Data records
-- START --

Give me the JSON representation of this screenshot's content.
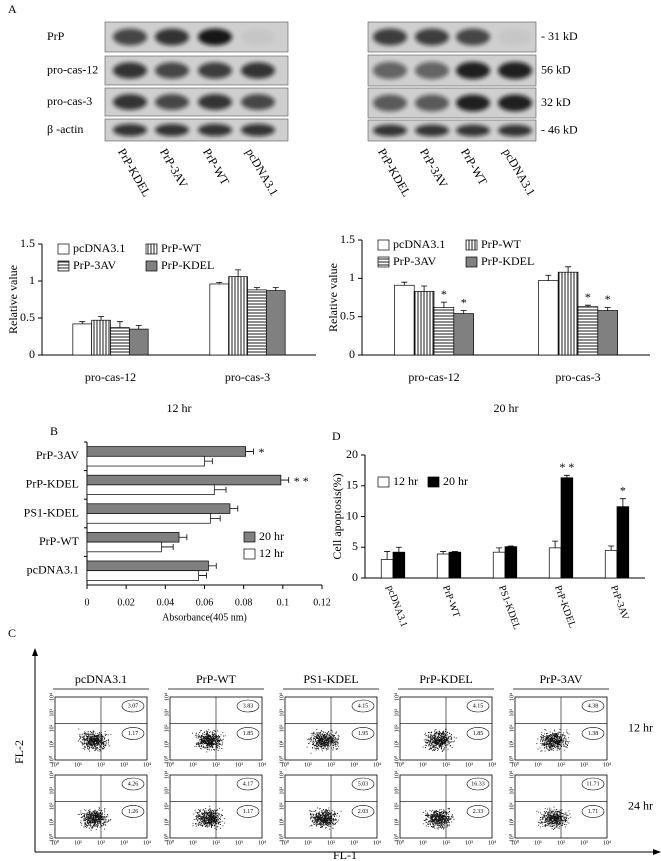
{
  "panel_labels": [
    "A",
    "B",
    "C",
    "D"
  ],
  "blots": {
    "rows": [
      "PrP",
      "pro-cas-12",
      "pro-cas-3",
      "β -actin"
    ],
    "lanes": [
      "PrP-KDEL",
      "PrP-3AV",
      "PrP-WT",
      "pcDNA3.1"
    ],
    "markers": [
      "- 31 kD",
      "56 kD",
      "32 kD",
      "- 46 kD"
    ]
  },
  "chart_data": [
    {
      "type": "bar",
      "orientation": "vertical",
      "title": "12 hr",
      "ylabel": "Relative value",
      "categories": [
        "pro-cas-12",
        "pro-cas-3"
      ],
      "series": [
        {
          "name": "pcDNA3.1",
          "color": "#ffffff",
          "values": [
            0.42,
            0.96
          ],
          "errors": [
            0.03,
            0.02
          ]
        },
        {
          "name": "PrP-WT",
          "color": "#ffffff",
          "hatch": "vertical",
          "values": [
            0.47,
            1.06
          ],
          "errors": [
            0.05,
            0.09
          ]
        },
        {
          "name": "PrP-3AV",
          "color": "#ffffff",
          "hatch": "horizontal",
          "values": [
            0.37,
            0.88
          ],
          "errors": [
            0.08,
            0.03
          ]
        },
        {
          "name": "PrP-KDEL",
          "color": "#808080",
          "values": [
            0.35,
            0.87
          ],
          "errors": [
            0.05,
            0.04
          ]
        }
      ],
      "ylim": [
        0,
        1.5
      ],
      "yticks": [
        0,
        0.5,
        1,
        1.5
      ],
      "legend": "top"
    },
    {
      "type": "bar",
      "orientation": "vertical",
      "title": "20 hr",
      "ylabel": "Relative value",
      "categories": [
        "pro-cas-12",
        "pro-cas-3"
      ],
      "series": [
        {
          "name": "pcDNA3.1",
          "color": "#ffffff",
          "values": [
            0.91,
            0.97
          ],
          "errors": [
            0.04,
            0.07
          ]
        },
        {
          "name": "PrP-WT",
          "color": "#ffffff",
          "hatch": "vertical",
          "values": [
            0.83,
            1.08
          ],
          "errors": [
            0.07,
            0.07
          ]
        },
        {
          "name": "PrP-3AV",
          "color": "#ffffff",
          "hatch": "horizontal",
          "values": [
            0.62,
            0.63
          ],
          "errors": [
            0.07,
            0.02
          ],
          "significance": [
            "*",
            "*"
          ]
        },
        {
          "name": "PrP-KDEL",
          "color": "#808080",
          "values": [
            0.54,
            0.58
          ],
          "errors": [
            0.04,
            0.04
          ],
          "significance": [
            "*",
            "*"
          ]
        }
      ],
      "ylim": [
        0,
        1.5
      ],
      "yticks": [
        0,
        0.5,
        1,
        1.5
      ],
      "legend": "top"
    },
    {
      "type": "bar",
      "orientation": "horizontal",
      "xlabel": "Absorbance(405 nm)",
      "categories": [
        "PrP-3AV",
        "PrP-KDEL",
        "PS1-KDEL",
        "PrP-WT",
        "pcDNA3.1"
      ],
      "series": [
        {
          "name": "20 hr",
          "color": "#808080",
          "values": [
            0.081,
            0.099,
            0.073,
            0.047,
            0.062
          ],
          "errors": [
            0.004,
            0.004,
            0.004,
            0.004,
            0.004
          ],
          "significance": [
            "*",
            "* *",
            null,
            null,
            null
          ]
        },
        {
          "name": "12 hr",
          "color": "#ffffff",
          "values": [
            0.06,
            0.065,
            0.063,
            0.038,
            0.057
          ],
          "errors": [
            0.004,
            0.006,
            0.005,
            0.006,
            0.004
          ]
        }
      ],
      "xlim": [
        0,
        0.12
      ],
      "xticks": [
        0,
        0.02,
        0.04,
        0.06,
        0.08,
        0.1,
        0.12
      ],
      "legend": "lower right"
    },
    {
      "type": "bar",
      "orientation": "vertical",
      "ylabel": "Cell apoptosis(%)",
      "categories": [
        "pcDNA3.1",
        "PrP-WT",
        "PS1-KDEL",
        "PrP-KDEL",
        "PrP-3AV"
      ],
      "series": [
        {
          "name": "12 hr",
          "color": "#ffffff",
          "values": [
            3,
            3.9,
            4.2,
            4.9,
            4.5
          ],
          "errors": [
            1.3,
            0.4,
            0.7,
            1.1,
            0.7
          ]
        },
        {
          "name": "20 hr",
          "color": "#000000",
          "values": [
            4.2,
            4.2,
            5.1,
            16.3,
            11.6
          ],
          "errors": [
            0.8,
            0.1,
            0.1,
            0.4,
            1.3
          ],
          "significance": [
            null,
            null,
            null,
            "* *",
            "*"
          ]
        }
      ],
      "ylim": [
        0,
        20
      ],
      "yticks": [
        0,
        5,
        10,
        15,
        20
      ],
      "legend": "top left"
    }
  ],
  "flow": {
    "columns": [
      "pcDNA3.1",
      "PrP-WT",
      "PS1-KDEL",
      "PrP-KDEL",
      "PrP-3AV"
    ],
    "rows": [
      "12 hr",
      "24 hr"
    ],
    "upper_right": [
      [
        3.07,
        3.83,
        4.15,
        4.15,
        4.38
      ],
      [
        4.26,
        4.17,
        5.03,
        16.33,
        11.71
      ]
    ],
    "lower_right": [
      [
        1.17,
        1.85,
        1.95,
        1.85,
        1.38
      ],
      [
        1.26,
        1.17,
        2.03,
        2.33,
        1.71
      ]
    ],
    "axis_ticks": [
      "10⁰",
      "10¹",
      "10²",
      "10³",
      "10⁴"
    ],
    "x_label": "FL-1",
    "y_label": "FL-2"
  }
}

-- END --

Set exercise
Output the entries above exactly. Drop the pictures.

Written solution
Give me the JSON representation of this screenshot's content.
{
  "panel_labels": [
    "A",
    "B",
    "C",
    "D"
  ],
  "blots": {
    "rows": [
      "PrP",
      "pro-cas-12",
      "pro-cas-3",
      "β -actin"
    ],
    "lanes": [
      "PrP-KDEL",
      "PrP-3AV",
      "PrP-WT",
      "pcDNA3.1"
    ],
    "markers": [
      "- 31 kD",
      "56 kD",
      "32 kD",
      "- 46 kD"
    ]
  },
  "chart_data": [
    {
      "type": "bar",
      "orientation": "vertical",
      "title": "12 hr",
      "ylabel": "Relative value",
      "categories": [
        "pro-cas-12",
        "pro-cas-3"
      ],
      "series": [
        {
          "name": "pcDNA3.1",
          "color": "#ffffff",
          "values": [
            0.42,
            0.96
          ],
          "errors": [
            0.03,
            0.02
          ]
        },
        {
          "name": "PrP-WT",
          "color": "#ffffff",
          "hatch": "vertical",
          "values": [
            0.47,
            1.06
          ],
          "errors": [
            0.05,
            0.09
          ]
        },
        {
          "name": "PrP-3AV",
          "color": "#ffffff",
          "hatch": "horizontal",
          "values": [
            0.37,
            0.88
          ],
          "errors": [
            0.08,
            0.03
          ]
        },
        {
          "name": "PrP-KDEL",
          "color": "#808080",
          "values": [
            0.35,
            0.87
          ],
          "errors": [
            0.05,
            0.04
          ]
        }
      ],
      "ylim": [
        0,
        1.5
      ],
      "yticks": [
        0,
        0.5,
        1,
        1.5
      ],
      "legend": "top"
    },
    {
      "type": "bar",
      "orientation": "vertical",
      "title": "20 hr",
      "ylabel": "Relative value",
      "categories": [
        "pro-cas-12",
        "pro-cas-3"
      ],
      "series": [
        {
          "name": "pcDNA3.1",
          "color": "#ffffff",
          "values": [
            0.91,
            0.97
          ],
          "errors": [
            0.04,
            0.07
          ]
        },
        {
          "name": "PrP-WT",
          "color": "#ffffff",
          "hatch": "vertical",
          "values": [
            0.83,
            1.08
          ],
          "errors": [
            0.07,
            0.07
          ]
        },
        {
          "name": "PrP-3AV",
          "color": "#ffffff",
          "hatch": "horizontal",
          "values": [
            0.62,
            0.63
          ],
          "errors": [
            0.07,
            0.02
          ],
          "significance": [
            "*",
            "*"
          ]
        },
        {
          "name": "PrP-KDEL",
          "color": "#808080",
          "values": [
            0.54,
            0.58
          ],
          "errors": [
            0.04,
            0.04
          ],
          "significance": [
            "*",
            "*"
          ]
        }
      ],
      "ylim": [
        0,
        1.5
      ],
      "yticks": [
        0,
        0.5,
        1,
        1.5
      ],
      "legend": "top"
    },
    {
      "type": "bar",
      "orientation": "horizontal",
      "xlabel": "Absorbance(405 nm)",
      "categories": [
        "PrP-3AV",
        "PrP-KDEL",
        "PS1-KDEL",
        "PrP-WT",
        "pcDNA3.1"
      ],
      "series": [
        {
          "name": "20 hr",
          "color": "#808080",
          "values": [
            0.081,
            0.099,
            0.073,
            0.047,
            0.062
          ],
          "errors": [
            0.004,
            0.004,
            0.004,
            0.004,
            0.004
          ],
          "significance": [
            "*",
            "* *",
            null,
            null,
            null
          ]
        },
        {
          "name": "12 hr",
          "color": "#ffffff",
          "values": [
            0.06,
            0.065,
            0.063,
            0.038,
            0.057
          ],
          "errors": [
            0.004,
            0.006,
            0.005,
            0.006,
            0.004
          ]
        }
      ],
      "xlim": [
        0,
        0.12
      ],
      "xticks": [
        0,
        0.02,
        0.04,
        0.06,
        0.08,
        0.1,
        0.12
      ],
      "legend": "lower right"
    },
    {
      "type": "bar",
      "orientation": "vertical",
      "ylabel": "Cell apoptosis(%)",
      "categories": [
        "pcDNA3.1",
        "PrP-WT",
        "PS1-KDEL",
        "PrP-KDEL",
        "PrP-3AV"
      ],
      "series": [
        {
          "name": "12 hr",
          "color": "#ffffff",
          "values": [
            3,
            3.9,
            4.2,
            4.9,
            4.5
          ],
          "errors": [
            1.3,
            0.4,
            0.7,
            1.1,
            0.7
          ]
        },
        {
          "name": "20 hr",
          "color": "#000000",
          "values": [
            4.2,
            4.2,
            5.1,
            16.3,
            11.6
          ],
          "errors": [
            0.8,
            0.1,
            0.1,
            0.4,
            1.3
          ],
          "significance": [
            null,
            null,
            null,
            "* *",
            "*"
          ]
        }
      ],
      "ylim": [
        0,
        20
      ],
      "yticks": [
        0,
        5,
        10,
        15,
        20
      ],
      "legend": "top left"
    }
  ],
  "flow": {
    "columns": [
      "pcDNA3.1",
      "PrP-WT",
      "PS1-KDEL",
      "PrP-KDEL",
      "PrP-3AV"
    ],
    "rows": [
      "12 hr",
      "24 hr"
    ],
    "upper_right": [
      [
        3.07,
        3.83,
        4.15,
        4.15,
        4.38
      ],
      [
        4.26,
        4.17,
        5.03,
        16.33,
        11.71
      ]
    ],
    "lower_right": [
      [
        1.17,
        1.85,
        1.95,
        1.85,
        1.38
      ],
      [
        1.26,
        1.17,
        2.03,
        2.33,
        1.71
      ]
    ],
    "axis_ticks": [
      "10⁰",
      "10¹",
      "10²",
      "10³",
      "10⁴"
    ],
    "x_label": "FL-1",
    "y_label": "FL-2"
  }
}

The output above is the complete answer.